◆ **Problem statement**: Only the lines that contain the string "infections" belong in the answer; pull them from the records.
START Records provided
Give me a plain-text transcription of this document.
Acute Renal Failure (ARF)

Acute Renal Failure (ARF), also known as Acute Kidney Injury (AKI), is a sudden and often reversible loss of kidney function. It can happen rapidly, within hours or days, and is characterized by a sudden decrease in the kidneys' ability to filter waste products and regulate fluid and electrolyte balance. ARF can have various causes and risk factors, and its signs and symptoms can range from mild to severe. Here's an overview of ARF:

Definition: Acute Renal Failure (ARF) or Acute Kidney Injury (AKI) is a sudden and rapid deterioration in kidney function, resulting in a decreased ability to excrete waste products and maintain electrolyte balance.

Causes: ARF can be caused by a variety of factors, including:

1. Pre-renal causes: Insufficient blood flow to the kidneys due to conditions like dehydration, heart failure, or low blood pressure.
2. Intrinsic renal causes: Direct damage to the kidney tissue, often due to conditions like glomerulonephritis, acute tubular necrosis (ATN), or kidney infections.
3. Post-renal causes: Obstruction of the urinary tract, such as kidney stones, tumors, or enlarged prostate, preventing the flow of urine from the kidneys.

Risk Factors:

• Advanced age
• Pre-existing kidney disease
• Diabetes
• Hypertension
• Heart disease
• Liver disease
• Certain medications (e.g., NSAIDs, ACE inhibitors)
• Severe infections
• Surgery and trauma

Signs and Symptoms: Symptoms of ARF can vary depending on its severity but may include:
END Records provided
◆ **Reply**:
2. Intrinsic renal causes: Direct damage to the kidney tissue, often due to conditions like glomerulonephritis, acute tubular necrosis (ATN), or kidney infections.
• Severe infections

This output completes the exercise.